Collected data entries

◆ ◆ ◆

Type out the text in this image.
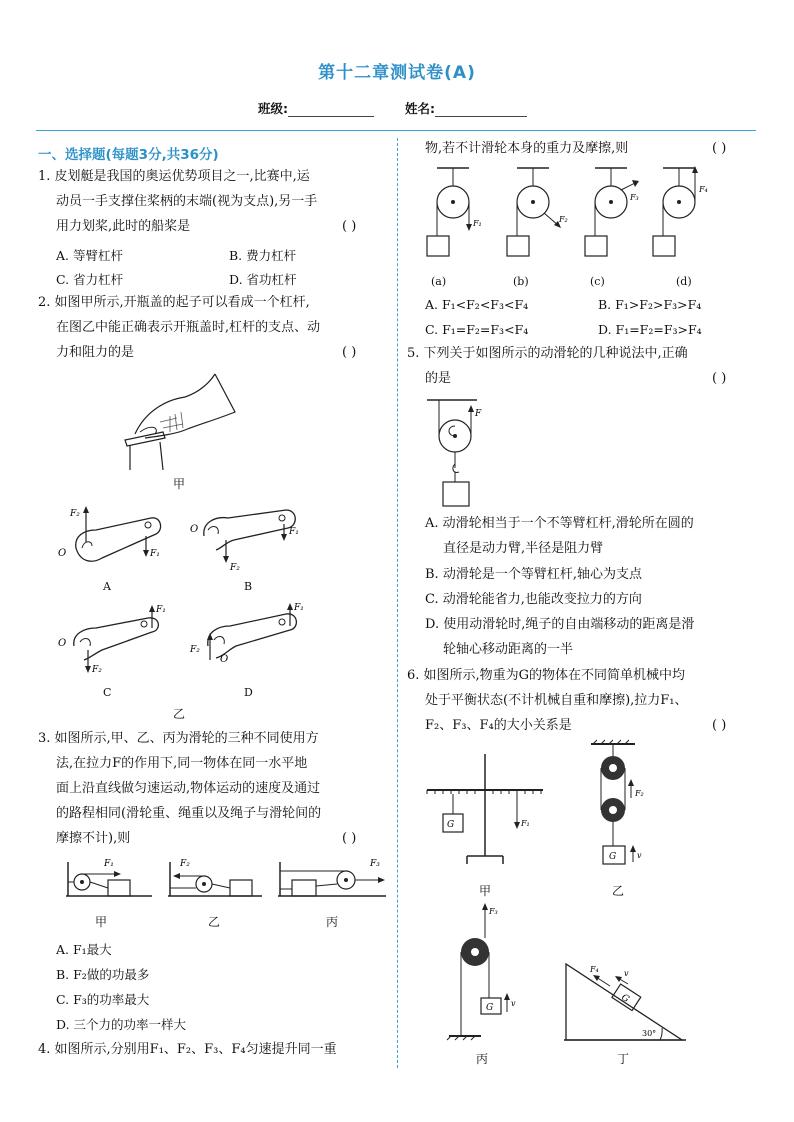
第十二章测试卷(A)
班级:	姓名:
一、选择题(每题3分,共36分)
1. 皮划艇是我国的奥运优势项目之一,比赛中,运
动员一手支撑住桨柄的末端(视为支点),另一手
用力划桨,此时的船桨是	( )
A. 等臂杠杆	B. 费力杠杆
C. 省力杠杆	D. 省功杠杆
2. 如图甲所示,开瓶盖的起子可以看成一个杠杆,
在图乙中能正确表示开瓶盖时,杠杆的支点、动
力和阻力的是	( )
甲
F₂
F₁
O
A
F₂
F₁
O
B
F₂
F₁
O
C
F₂
F₁
O
D
乙
3. 如图所示,甲、乙、丙为滑轮的三种不同使用方
法,在拉力F的作用下,同一物体在同一水平地
面上沿直线做匀速运动,物体运动的速度及通过
的路程相同(滑轮重、绳重以及绳子与滑轮间的
摩擦不计),则	( )
F₁	F₂	F₃
甲	乙	丙
A. F₁最大
B. F₂做的功最多
C. F₃的功率最大
D. 三个力的功率一样大
4. 如图所示,分别用F₁、F₂、F₃、F₄匀速提升同一重
物,若不计滑轮本身的重力及摩擦,则	( )
F₁	F₂
F₃
F₄
(a)	(b)	(c)	(d)
A. F₁<F₂<F₃<F₄	B. F₁>F₂>F₃>F₄
C. F₁=F₂=F₃<F₄	D. F₁=F₂=F₃>F₄
5. 下列关于如图所示的动滑轮的几种说法中,正确
的是	( )
F
A. 动滑轮相当于一个不等臂杠杆,滑轮所在圆的
直径是动力臂,半径是阻力臂
B. 动滑轮是一个等臂杠杆,轴心为支点
C. 动滑轮能省力,也能改变拉力的方向
D. 使用动滑轮时,绳子的自由端移动的距离是滑
轮轴心移动距离的一半
6. 如图所示,物重为G的物体在不同简单机械中均
处于平衡状态(不计机械自重和摩擦),拉力F₁、
F₂、F₃、F₄的大小关系是	( )
G	F₁
甲
F₂
G	v
乙
F₃
G v
丙
G
F₄	v
30°
丁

◆ ◆ ◆

» **Written request**:
Exclude the pictures. Write out the remaining data exactly.

» **Exercise solution**:
Type out the text in this image.
第十二章测试卷(A)
班级:	姓名:
一、选择题(每题3分,共36分)
1. 皮划艇是我国的奥运优势项目之一,比赛中,运
动员一手支撑住桨柄的末端(视为支点),另一手
用力划桨,此时的船桨是	( )
A. 等臂杠杆	B. 费力杠杆
C. 省力杠杆	D. 省功杠杆
2. 如图甲所示,开瓶盖的起子可以看成一个杠杆,
在图乙中能正确表示开瓶盖时,杠杆的支点、动
力和阻力的是	( )
甲
F₂
F₁
O
A
F₂
F₁
O
B
F₂
F₁
O
C
F₂
F₁
O
D
乙
3. 如图所示,甲、乙、丙为滑轮的三种不同使用方
法,在拉力F的作用下,同一物体在同一水平地
面上沿直线做匀速运动,物体运动的速度及通过
的路程相同(滑轮重、绳重以及绳子与滑轮间的
摩擦不计),则	( )
F₁	F₂	F₃
甲	乙	丙
A. F₁最大
B. F₂做的功最多
C. F₃的功率最大
D. 三个力的功率一样大
4. 如图所示,分别用F₁、F₂、F₃、F₄匀速提升同一重
物,若不计滑轮本身的重力及摩擦,则	( )
F₁	F₂
F₃
F₄
(a)	(b)	(c)	(d)
A. F₁<F₂<F₃<F₄	B. F₁>F₂>F₃>F₄
C. F₁=F₂=F₃<F₄	D. F₁=F₂=F₃>F₄
5. 下列关于如图所示的动滑轮的几种说法中,正确
的是	( )
F
A. 动滑轮相当于一个不等臂杠杆,滑轮所在圆的
直径是动力臂,半径是阻力臂
B. 动滑轮是一个等臂杠杆,轴心为支点
C. 动滑轮能省力,也能改变拉力的方向
D. 使用动滑轮时,绳子的自由端移动的距离是滑
轮轴心移动距离的一半
6. 如图所示,物重为G的物体在不同简单机械中均
处于平衡状态(不计机械自重和摩擦),拉力F₁、
F₂、F₃、F₄的大小关系是	( )
G	F₁
甲
F₂
G	v
乙
F₃
G v
丙
G
F₄	v
30°
丁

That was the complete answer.